## Data to process
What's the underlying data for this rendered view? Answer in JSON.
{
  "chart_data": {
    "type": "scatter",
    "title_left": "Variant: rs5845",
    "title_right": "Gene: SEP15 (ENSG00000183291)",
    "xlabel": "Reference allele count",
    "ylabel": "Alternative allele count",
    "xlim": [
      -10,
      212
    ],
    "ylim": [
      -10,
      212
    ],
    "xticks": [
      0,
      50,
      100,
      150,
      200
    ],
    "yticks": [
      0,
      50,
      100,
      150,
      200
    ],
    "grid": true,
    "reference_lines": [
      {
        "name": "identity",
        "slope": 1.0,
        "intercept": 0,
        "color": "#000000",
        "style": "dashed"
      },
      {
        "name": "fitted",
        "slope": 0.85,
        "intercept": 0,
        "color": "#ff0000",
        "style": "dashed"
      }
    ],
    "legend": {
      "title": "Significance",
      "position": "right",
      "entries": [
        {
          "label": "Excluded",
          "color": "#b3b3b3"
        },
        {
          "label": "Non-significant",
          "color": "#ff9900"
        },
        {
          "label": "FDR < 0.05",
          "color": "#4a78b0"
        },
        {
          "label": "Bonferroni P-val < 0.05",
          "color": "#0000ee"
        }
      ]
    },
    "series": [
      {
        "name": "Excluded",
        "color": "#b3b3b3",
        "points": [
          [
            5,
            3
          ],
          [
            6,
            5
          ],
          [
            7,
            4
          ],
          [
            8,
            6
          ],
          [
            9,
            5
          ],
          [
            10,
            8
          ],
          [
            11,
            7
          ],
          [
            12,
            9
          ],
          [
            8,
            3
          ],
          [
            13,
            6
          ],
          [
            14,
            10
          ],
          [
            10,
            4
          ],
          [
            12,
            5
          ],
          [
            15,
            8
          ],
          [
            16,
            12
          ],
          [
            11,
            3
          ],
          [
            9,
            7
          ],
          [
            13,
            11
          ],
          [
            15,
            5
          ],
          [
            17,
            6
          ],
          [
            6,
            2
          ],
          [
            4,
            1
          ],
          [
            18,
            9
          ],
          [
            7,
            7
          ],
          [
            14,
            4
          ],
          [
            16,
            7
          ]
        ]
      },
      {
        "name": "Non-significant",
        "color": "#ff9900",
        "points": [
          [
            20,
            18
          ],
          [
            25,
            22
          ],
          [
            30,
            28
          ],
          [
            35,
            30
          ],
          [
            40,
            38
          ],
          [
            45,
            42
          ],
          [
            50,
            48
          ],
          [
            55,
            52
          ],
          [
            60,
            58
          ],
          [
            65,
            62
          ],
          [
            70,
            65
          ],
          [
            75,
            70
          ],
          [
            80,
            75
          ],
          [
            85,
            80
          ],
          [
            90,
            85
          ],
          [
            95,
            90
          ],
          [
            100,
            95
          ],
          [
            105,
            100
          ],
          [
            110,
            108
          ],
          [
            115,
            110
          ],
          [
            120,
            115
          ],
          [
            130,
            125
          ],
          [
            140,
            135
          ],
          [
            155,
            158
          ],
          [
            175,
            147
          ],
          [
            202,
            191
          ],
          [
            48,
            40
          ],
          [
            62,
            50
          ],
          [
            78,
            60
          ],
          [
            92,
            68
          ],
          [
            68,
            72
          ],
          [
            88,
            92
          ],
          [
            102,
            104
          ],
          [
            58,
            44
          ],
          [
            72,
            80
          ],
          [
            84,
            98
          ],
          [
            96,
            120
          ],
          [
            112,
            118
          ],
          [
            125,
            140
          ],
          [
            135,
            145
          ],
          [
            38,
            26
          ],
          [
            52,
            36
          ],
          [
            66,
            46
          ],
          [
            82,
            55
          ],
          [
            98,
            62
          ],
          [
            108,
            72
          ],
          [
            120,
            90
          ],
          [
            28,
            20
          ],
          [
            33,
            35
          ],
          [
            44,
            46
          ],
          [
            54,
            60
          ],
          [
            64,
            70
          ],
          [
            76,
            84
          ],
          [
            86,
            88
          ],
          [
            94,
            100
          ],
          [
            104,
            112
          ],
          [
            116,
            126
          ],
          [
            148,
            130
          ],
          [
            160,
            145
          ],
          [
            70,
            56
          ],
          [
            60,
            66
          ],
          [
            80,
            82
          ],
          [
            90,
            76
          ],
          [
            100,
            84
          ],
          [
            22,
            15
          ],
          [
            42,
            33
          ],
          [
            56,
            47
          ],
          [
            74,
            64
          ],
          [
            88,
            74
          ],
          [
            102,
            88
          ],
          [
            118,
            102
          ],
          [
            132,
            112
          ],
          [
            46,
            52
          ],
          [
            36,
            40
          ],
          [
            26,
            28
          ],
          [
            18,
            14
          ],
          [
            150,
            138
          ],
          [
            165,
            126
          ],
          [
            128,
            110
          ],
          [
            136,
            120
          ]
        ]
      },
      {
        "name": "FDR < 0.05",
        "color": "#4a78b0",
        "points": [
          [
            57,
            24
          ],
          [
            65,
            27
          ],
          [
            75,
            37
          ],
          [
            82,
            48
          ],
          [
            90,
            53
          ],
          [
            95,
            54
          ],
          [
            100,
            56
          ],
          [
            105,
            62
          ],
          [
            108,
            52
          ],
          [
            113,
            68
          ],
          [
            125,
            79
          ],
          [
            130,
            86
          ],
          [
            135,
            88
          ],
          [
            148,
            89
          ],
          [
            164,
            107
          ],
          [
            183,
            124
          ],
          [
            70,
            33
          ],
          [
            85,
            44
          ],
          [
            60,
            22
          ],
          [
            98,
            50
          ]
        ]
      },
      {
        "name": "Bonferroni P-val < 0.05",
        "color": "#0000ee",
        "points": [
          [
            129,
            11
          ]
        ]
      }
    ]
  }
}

...

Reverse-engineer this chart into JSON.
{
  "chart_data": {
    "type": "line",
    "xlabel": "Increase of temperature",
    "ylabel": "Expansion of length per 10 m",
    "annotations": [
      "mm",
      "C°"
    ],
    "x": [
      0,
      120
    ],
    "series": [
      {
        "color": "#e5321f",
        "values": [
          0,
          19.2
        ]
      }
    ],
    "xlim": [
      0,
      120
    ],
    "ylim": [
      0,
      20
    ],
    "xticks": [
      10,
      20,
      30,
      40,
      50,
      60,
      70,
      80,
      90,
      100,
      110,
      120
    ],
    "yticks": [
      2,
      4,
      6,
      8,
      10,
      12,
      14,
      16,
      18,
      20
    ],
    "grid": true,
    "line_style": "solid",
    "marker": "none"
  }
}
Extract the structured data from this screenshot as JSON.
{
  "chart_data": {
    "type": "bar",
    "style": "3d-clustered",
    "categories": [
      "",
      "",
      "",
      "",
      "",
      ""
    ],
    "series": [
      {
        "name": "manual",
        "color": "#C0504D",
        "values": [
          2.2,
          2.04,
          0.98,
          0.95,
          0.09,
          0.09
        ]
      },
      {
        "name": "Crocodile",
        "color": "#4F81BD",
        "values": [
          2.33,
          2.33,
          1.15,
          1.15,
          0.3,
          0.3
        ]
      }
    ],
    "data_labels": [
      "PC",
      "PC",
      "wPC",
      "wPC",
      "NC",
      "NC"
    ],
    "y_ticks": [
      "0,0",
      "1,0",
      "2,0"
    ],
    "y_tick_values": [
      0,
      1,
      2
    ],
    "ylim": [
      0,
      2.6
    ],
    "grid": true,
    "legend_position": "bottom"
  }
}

## Directions for this task
Each line that has the word "name" counts once. How many such lines are in the data? Give the number alone.

## The solution
8